Written task: Look through the material and tally each line bearing the word "Temp". Give only the total.

Records contained in a dataset:
────────────────────────────────────────
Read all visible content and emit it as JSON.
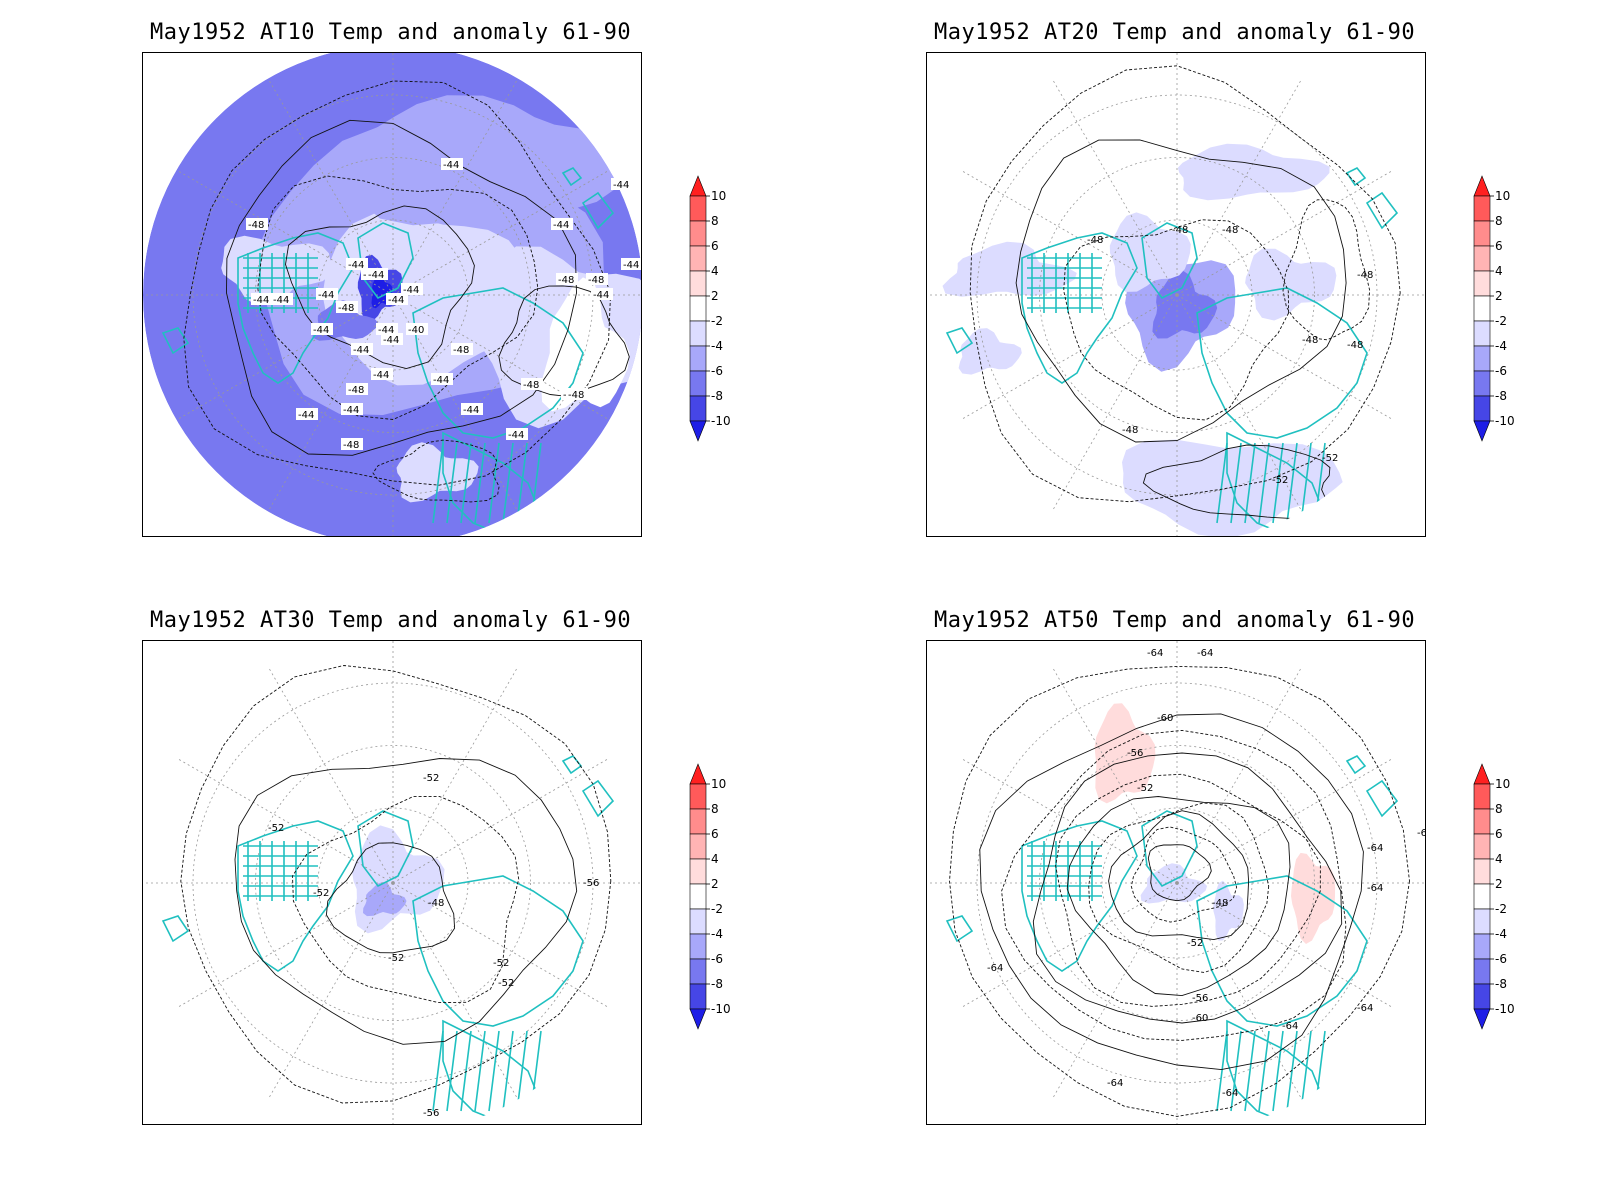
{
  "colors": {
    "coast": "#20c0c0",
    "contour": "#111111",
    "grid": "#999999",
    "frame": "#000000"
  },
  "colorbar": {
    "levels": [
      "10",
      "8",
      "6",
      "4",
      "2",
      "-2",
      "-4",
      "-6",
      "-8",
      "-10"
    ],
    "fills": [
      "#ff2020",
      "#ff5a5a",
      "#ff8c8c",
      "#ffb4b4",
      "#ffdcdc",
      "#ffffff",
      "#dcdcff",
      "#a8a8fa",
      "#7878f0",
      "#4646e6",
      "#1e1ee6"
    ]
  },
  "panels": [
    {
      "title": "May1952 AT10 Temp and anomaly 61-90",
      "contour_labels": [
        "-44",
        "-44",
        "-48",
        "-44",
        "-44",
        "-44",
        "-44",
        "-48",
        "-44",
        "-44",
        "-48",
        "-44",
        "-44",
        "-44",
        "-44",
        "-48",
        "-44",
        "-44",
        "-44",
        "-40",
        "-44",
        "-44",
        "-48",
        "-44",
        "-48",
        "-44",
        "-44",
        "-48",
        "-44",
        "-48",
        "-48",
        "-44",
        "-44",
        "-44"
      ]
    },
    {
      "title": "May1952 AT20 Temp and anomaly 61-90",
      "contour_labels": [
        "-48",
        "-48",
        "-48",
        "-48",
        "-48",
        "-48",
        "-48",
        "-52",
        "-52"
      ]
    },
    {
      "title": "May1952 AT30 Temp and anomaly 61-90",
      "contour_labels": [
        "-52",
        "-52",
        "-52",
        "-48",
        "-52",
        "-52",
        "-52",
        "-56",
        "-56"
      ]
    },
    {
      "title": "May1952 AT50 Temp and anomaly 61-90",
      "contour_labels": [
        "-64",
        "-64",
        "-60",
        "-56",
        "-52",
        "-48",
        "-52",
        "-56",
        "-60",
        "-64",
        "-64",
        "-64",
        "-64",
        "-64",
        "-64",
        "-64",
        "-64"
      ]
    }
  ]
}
────────────────────────────────────────
Exercise response: 4